## GIVEN INFORMATION:

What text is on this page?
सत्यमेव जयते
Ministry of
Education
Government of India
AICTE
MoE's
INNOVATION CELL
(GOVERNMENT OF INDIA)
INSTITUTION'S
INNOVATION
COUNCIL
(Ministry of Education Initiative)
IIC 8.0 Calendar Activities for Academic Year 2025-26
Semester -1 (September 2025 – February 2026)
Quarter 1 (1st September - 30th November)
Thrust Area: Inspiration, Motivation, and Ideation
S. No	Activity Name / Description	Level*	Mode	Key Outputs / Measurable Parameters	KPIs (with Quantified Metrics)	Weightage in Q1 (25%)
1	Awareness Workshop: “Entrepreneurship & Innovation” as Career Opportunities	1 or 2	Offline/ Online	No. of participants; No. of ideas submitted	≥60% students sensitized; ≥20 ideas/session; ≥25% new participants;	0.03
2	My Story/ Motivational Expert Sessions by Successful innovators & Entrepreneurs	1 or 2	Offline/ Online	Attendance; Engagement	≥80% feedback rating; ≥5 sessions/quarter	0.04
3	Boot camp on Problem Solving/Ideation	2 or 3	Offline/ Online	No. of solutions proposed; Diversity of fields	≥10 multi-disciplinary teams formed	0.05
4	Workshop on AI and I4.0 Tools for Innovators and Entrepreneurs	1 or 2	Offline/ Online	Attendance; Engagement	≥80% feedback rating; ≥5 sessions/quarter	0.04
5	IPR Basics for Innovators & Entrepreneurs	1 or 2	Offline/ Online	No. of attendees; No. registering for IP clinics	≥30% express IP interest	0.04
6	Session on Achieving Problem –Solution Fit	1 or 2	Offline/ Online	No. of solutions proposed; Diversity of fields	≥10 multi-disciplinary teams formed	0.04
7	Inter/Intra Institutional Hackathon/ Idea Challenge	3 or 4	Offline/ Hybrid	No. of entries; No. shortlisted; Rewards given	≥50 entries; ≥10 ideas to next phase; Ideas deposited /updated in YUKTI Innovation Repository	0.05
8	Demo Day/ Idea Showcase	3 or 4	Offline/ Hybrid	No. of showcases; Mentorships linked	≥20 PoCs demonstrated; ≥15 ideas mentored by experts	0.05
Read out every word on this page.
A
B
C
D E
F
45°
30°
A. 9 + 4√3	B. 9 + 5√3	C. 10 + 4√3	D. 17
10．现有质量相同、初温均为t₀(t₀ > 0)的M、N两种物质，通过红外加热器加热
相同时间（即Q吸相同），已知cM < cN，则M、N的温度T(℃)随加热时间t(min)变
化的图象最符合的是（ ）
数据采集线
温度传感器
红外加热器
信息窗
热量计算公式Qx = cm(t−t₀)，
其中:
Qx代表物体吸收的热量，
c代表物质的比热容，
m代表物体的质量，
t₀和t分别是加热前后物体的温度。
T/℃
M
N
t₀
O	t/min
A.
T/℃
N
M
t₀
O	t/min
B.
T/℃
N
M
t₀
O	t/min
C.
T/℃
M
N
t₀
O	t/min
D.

--

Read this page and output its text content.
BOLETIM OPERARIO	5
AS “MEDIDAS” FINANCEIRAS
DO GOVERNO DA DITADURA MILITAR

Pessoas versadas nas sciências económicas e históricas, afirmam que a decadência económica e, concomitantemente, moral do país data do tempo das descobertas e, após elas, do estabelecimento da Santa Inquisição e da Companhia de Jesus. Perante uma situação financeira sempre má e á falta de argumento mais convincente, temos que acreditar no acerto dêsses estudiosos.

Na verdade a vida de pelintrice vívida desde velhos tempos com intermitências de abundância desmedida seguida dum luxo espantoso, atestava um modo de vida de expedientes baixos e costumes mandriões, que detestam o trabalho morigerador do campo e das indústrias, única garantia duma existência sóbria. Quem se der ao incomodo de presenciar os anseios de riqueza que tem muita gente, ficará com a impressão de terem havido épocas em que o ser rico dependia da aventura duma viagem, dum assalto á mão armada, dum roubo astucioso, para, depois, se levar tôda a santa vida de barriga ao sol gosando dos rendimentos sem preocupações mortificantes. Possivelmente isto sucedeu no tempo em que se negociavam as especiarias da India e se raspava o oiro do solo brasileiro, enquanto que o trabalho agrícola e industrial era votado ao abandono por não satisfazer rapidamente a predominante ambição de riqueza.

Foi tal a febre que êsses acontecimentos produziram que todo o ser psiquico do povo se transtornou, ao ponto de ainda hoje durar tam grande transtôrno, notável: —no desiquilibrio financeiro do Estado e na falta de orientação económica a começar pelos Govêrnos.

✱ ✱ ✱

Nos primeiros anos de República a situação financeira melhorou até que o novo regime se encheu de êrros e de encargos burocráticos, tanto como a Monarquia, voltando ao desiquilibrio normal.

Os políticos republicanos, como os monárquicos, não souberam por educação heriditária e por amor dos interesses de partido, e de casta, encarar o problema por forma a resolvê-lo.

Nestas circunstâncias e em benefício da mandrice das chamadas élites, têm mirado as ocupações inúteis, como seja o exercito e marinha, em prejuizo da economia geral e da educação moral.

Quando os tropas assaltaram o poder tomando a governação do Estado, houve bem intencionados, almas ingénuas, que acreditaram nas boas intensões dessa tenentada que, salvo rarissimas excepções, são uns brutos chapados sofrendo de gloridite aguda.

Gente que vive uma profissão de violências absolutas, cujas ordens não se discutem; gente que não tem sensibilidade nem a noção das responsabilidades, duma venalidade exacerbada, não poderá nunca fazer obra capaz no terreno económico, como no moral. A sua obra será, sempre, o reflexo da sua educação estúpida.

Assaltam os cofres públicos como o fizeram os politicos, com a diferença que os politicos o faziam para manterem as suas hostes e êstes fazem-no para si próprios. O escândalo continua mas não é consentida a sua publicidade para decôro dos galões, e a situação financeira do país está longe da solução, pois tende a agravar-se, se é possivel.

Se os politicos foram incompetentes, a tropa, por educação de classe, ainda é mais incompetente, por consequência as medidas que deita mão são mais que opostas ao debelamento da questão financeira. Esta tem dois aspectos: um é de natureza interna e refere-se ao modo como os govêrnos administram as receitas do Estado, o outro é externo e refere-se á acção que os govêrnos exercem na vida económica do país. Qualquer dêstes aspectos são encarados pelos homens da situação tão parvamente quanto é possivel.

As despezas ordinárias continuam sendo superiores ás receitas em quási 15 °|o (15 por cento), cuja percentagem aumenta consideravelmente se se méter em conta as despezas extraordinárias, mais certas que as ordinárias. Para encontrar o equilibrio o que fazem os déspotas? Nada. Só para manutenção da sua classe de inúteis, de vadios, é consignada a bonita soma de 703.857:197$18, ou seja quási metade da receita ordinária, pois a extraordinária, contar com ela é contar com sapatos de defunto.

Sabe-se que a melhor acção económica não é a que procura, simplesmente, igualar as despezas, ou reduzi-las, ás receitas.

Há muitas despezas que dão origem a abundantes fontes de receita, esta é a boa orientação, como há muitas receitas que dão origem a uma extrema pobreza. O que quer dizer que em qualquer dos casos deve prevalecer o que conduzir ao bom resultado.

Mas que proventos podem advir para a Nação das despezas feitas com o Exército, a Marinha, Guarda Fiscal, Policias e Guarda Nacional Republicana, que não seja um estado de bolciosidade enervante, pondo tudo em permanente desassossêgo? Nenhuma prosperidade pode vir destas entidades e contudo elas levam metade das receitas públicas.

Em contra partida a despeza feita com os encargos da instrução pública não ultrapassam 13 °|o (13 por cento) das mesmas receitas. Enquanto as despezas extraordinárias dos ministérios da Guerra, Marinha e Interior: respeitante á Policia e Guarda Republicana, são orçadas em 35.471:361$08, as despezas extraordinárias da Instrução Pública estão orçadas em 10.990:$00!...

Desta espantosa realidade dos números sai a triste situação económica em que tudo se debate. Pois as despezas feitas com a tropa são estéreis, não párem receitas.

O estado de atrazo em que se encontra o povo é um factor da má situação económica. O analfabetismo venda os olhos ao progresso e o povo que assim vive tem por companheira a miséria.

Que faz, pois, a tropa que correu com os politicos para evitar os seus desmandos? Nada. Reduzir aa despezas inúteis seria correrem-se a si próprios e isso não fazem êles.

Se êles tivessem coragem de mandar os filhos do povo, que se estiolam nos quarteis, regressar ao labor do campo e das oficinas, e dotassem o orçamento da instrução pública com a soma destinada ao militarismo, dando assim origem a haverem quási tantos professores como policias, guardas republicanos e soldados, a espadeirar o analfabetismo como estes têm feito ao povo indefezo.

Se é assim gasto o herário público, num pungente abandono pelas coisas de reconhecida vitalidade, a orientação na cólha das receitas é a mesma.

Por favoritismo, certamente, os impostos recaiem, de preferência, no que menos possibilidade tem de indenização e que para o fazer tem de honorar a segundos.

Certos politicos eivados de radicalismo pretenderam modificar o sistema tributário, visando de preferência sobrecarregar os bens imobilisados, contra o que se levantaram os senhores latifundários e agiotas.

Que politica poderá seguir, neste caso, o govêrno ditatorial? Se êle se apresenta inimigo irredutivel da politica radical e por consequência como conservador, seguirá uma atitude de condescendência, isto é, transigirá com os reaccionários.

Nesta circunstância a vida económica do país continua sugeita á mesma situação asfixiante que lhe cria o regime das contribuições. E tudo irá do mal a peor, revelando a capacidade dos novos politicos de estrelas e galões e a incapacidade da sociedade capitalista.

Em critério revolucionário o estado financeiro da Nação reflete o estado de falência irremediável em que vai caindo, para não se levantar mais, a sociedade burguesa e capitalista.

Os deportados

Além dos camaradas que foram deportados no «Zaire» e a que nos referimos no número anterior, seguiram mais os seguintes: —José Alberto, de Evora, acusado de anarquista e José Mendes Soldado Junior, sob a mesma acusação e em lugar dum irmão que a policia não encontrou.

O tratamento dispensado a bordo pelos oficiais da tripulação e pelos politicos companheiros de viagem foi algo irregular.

## SHORT PROBLEM:
Give only the number of lines in the data that hold the string "this".

## RESULT:
3